- **Requirement**
Keep only the lines of the data below that contain "true", and copy them.

:::::

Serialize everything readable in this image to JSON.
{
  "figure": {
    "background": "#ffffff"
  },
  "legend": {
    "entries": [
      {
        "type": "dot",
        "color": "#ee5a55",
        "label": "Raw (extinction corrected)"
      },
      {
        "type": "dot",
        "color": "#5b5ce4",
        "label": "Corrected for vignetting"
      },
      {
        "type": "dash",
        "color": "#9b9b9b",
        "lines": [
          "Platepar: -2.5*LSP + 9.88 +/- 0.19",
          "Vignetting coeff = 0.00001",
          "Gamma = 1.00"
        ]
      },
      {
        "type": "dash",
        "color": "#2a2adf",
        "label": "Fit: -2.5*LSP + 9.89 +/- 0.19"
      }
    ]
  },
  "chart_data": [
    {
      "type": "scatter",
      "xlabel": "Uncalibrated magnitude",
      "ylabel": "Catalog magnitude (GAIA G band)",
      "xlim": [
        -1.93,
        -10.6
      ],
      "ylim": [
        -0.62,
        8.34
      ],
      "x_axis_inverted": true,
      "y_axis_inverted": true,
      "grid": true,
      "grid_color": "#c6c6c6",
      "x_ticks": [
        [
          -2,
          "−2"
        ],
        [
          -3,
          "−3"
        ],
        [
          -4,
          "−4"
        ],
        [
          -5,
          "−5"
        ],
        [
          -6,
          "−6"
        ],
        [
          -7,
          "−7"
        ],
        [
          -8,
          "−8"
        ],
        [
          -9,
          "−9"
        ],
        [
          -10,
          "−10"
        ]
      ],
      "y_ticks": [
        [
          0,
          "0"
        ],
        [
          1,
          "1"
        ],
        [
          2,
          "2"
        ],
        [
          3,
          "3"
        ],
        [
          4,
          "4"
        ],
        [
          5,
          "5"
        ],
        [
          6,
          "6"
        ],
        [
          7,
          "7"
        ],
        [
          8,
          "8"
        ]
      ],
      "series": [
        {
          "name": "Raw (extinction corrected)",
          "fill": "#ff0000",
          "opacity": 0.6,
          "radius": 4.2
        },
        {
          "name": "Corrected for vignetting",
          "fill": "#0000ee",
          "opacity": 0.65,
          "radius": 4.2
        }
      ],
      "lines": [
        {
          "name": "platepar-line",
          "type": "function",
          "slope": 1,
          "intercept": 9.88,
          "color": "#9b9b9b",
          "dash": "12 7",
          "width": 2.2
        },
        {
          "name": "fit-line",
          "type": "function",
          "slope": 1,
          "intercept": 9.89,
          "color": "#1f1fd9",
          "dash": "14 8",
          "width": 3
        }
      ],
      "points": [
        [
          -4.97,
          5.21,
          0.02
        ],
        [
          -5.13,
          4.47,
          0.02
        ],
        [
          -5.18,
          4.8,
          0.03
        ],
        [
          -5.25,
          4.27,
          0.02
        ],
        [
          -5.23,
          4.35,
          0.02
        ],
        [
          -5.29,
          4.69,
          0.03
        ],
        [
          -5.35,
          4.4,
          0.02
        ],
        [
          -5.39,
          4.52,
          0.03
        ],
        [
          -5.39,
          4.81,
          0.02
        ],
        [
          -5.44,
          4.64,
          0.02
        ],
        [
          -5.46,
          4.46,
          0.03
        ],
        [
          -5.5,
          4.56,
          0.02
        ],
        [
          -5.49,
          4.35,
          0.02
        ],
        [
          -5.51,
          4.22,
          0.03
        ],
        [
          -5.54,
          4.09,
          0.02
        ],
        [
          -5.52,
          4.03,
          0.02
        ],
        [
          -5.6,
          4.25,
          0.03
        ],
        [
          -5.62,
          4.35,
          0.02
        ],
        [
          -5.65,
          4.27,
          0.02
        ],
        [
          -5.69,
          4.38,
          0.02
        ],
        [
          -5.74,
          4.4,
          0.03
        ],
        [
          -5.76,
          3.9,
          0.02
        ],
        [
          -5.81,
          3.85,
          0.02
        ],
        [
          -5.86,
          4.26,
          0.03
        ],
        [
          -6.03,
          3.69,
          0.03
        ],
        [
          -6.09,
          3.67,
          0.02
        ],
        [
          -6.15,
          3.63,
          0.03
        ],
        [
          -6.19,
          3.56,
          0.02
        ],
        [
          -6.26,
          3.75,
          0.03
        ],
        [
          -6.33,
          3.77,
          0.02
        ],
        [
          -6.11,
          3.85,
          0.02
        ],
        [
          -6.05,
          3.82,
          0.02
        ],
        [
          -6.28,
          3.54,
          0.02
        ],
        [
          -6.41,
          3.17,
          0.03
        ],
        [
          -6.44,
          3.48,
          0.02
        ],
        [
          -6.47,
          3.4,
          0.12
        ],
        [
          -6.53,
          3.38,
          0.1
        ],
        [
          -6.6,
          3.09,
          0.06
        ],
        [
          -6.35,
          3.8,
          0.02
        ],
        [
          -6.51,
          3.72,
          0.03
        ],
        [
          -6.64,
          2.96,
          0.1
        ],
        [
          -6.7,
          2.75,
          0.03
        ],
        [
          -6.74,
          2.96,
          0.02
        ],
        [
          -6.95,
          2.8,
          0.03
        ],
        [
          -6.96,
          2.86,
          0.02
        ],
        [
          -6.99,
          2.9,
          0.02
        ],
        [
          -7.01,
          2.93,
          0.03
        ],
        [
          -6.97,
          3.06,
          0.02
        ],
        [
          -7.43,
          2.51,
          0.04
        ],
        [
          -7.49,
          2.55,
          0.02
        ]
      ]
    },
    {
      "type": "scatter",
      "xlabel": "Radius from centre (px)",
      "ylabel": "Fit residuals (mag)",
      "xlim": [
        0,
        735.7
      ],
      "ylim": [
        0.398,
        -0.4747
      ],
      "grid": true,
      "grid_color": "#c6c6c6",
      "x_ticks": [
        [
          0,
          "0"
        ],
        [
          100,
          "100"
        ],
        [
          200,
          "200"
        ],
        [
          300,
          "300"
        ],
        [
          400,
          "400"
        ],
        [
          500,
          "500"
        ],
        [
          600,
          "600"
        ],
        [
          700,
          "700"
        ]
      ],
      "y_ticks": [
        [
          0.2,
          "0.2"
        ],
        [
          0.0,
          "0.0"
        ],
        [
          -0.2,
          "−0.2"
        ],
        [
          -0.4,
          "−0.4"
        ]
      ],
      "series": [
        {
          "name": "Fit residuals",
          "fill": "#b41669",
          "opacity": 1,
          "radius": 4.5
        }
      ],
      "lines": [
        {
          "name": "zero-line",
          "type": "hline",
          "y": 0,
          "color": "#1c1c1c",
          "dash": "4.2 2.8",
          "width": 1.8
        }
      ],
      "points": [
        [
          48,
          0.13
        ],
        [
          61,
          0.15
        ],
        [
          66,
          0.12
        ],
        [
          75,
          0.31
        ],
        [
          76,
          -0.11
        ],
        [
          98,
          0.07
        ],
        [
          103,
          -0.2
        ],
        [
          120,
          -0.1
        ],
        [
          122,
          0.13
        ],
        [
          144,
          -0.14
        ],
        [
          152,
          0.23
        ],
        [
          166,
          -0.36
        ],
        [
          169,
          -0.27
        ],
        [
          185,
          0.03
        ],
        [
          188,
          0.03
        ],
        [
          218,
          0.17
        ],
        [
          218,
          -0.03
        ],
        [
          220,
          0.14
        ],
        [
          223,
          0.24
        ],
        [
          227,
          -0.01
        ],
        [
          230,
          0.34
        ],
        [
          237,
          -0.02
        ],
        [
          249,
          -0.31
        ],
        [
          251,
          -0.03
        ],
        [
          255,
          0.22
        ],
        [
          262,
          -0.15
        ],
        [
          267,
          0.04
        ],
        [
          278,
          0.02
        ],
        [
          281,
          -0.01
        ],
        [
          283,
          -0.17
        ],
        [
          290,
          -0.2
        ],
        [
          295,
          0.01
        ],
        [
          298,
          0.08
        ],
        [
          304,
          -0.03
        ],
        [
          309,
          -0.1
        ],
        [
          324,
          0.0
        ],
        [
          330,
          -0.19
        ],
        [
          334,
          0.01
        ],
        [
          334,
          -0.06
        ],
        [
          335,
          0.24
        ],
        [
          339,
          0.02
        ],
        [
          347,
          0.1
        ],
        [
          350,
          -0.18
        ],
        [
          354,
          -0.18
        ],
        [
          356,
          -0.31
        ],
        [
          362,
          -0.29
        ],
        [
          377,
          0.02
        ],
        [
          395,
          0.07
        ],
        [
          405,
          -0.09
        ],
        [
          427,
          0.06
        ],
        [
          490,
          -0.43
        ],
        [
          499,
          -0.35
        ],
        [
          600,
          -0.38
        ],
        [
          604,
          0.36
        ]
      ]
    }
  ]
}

:::::

- **Correct output**
      "x_axis_inverted": true,
      "y_axis_inverted": true,
      "grid": true,
      "grid": true,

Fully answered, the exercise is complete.